• [Short task A] Copy out, without any change, the lines of the records from the one containing "x-tick-label: 230806 bbox=[349, 807, 416, 826]" through the end of the records, both included.

• [Selected passage]
MLEs for univariate distributions

  • fitdistr in MASS package
  • Knows most standard distributions, but can also handle arbitrary probability density functions
  • Starting value for the optimization is optional for some distributions, required for others (including user-defined densities)
  • Returns parameter estimates and standard errors from large-\(n\) approximations (so use cautiously)

Example: Cat heart weights

library(MASS)
data("cats",package="MASS")
hist(cats$Hwt, xlab="Heart Weight", main="Histogram of Cat Heart Weights")

Example: Cat heart weights

fitdistr(cats$Hwt, densfun="gamma")
##      shape         rate   
##   20.2998092    1.9095724 
##  ( 2.3729250) ( 0.2259942)

Checking the fit

cats.gamma <- gamma.est_MM(cats$Hwt)
qqplot(cats$Hwt, qgamma(ppoints(500), shape=cats.gamma["shape"],
      scale=cats.gamma["scale"]), xlab="Observed", ylab="Theoretical",
      main="QQ Plot")

Checking the fit

plot(density(cats$Hwt)) # more on this later
curve(dgamma(x,shape=cats.gamma["shape"],scale=cats.gamma["scale"]),add=TRUE,col="blue")

Calibration plots

  • If the distribution is right, 50% of the data should be below the median, 90% should be below the 90th percentile, etc.
  • Special case of calibration of probabilities: events with probability p% should happen about p% of the time, not more and not less
  • Can look at calibration by calculating the (empirical) CDF of the (theoretical) CDF and plotting
  • Ideal calibration plot is a straight line up the diagonal
  • Systematic deviations are a warning sign

Calibration plots

plot(ecdf(pgamma(cats$Hwt, shape=cats.gamma["shape"], scale=cats.gamma["scale"])),
     main="Calibration Plot for Cat Heart Weights", verticals = T, pch = "")
abline(0,1,col="grey")

Calibration plots

Exercise: Write a general function making a calibration plot that inputs a data vector, cumulative probability function, and parameter vector

Kolmogorov-Smirnov test

  • How much "error" is acceptable in a QQ plot or calibration plot?
  • Alternatively, consider the biggest gap between theoretical and empirical CDF: \[ D_{KS} = \max_{x} \left| F(x) - \hat{F}(x) \right| \]
  • Useful because \(D_{KS}\) has the same distribution if the theoretical CDF is fixed and correct
  • Also works for comparing the empirical CDFs of two samples, to see if they came from the same distribution

Kolmogorov-Smirnov test

ks.test(cats$Hwt, pgamma, shape=cats.gamma["shape"], scale=cats.gamma["scale"])

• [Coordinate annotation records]
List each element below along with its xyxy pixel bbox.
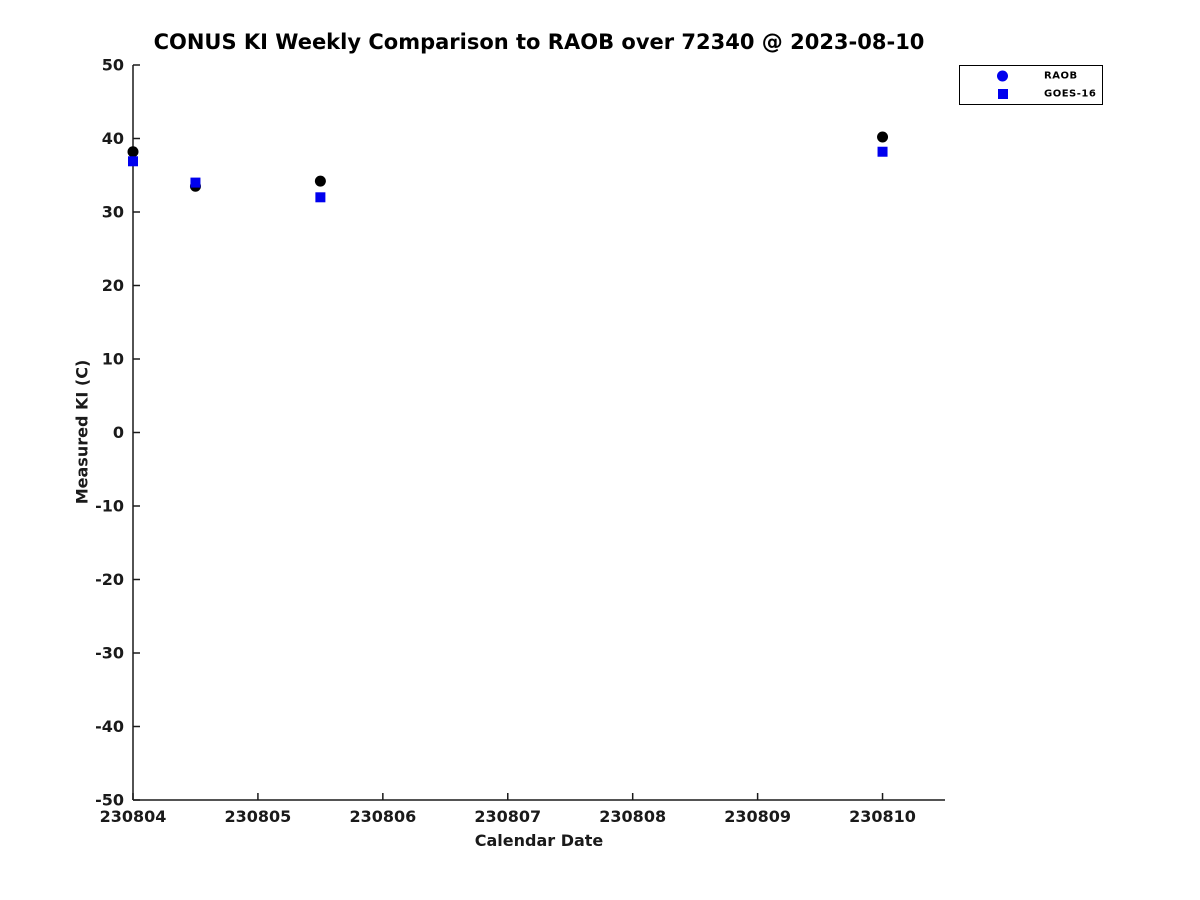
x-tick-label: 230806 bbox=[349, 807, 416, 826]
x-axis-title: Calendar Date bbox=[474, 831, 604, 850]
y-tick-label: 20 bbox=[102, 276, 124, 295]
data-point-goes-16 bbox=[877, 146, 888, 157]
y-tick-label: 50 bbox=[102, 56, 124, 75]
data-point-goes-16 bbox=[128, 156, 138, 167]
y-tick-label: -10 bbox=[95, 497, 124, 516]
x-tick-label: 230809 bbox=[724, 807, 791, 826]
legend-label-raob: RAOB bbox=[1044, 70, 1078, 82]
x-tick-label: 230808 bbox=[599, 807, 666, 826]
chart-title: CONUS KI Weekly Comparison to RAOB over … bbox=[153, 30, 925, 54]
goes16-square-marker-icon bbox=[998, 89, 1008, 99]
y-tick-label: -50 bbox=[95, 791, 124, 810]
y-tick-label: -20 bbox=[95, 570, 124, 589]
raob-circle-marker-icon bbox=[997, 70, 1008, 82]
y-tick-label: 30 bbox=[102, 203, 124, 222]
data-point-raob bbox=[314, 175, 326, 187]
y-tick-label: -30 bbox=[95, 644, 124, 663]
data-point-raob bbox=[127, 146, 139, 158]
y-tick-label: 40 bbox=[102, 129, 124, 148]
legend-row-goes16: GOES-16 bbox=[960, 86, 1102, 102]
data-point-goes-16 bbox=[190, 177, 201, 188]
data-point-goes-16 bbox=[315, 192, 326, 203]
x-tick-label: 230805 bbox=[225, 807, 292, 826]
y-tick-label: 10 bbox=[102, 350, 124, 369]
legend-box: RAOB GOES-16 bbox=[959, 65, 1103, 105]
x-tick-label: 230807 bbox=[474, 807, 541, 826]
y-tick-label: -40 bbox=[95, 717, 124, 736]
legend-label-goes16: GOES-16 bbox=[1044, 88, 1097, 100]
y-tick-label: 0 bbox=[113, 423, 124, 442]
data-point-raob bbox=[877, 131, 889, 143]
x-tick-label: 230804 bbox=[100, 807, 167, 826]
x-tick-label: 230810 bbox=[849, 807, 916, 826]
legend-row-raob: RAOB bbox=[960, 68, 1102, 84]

• [Short task B] Continue the slides on fitting univariate distributions in R from the point where they stop.

• [Written reply A]
x-tick-label: 230806 bbox=[349, 807, 416, 826]
x-axis-title: Calendar Date bbox=[474, 831, 604, 850]
y-tick-label: 20 bbox=[102, 276, 124, 295]
data-point-goes-16 bbox=[877, 146, 888, 157]
y-tick-label: 50 bbox=[102, 56, 124, 75]
data-point-goes-16 bbox=[128, 156, 138, 167]
y-tick-label: -10 bbox=[95, 497, 124, 516]
x-tick-label: 230809 bbox=[724, 807, 791, 826]
legend-label-raob: RAOB bbox=[1044, 70, 1078, 82]
x-tick-label: 230808 bbox=[599, 807, 666, 826]
chart-title: CONUS KI Weekly Comparison to RAOB over … bbox=[153, 30, 925, 54]
goes16-square-marker-icon bbox=[998, 89, 1008, 99]
y-tick-label: -50 bbox=[95, 791, 124, 810]
y-tick-label: -20 bbox=[95, 570, 124, 589]
raob-circle-marker-icon bbox=[997, 70, 1008, 82]
y-tick-label: 30 bbox=[102, 203, 124, 222]
data-point-raob bbox=[314, 175, 326, 187]
y-tick-label: -30 bbox=[95, 644, 124, 663]
data-point-raob bbox=[127, 146, 139, 158]
y-tick-label: 40 bbox=[102, 129, 124, 148]
legend-row-goes16: GOES-16 bbox=[960, 86, 1102, 102]
data-point-goes-16 bbox=[190, 177, 201, 188]
data-point-goes-16 bbox=[315, 192, 326, 203]
x-tick-label: 230805 bbox=[225, 807, 292, 826]
y-tick-label: 10 bbox=[102, 350, 124, 369]
legend-box: RAOB GOES-16 bbox=[959, 65, 1103, 105]
x-tick-label: 230807 bbox=[474, 807, 541, 826]
y-tick-label: -40 bbox=[95, 717, 124, 736]
legend-label-goes16: GOES-16 bbox=[1044, 88, 1097, 100]
y-tick-label: 0 bbox=[113, 423, 124, 442]
data-point-raob bbox=[877, 131, 889, 143]
x-tick-label: 230804 bbox=[100, 807, 167, 826]
x-tick-label: 230810 bbox=[849, 807, 916, 826]
legend-row-raob: RAOB bbox=[960, 68, 1102, 84]

• [Written reply B]
## Warning in ks.test(cats$Hwt, pgamma, shape = cats.gamma["shape"], scale =
## cats.gamma["scale"]): ties should not be present for the Kolmogorov-Smirnov
## test
## 
##  One-sample Kolmogorov-Smirnov test
## 
## data:  cats$Hwt
## D = 0.068637, p-value = 0.5062
## alternative hypothesis: two-sided
  • Caution: Solution is more complicated (and not properly handled by built-in R) if parameters are estimated – Estimating parameters makes the fit look better than it really is
  • Could estimate using (say) 80% of the data, and then check the fit on the remaining 20%

Kolmogorov-Smirnov test

  • Can also test whether two samples come from same distribution
x <- rnorm(100, mean=0, sd=1)
y <- rnorm(100, mean=.5, sd=1)
ks.test(x, y)
## 
##  Two-sample Kolmogorov-Smirnov test
## 
## data:  x and y
## D = 0.28, p-value = 0.0007873
## alternative hypothesis: two-sided

Chi-squared test

  • Compare an actual table of counts to a hypothesized probability distribution
M <- as.table(rbind(c(762, 327, 468), c(484, 239, 477)))
dimnames(M) <- list(gender = c("F", "M"), party = c("Democrat","Independent", "Republican"))
M
##       party
## gender Democrat Independent Republican
##      F      762         327        468
##      M      484         239        477
Xsq <- chisq.test(M)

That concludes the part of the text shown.